Stated task - Check each line of the entries below for the string "Glukosa"; copy every line where it appears.

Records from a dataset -
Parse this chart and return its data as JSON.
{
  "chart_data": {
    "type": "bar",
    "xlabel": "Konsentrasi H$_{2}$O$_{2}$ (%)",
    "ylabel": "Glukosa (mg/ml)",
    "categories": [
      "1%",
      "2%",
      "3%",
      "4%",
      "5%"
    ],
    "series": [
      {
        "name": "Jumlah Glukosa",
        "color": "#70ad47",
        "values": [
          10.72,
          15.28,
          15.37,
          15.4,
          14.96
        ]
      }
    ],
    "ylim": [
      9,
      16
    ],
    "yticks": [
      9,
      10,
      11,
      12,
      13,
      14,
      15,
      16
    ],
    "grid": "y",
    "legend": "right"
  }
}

Exercise solution -
    "ylabel": "Glukosa (mg/ml)",
        "name": "Jumlah Glukosa",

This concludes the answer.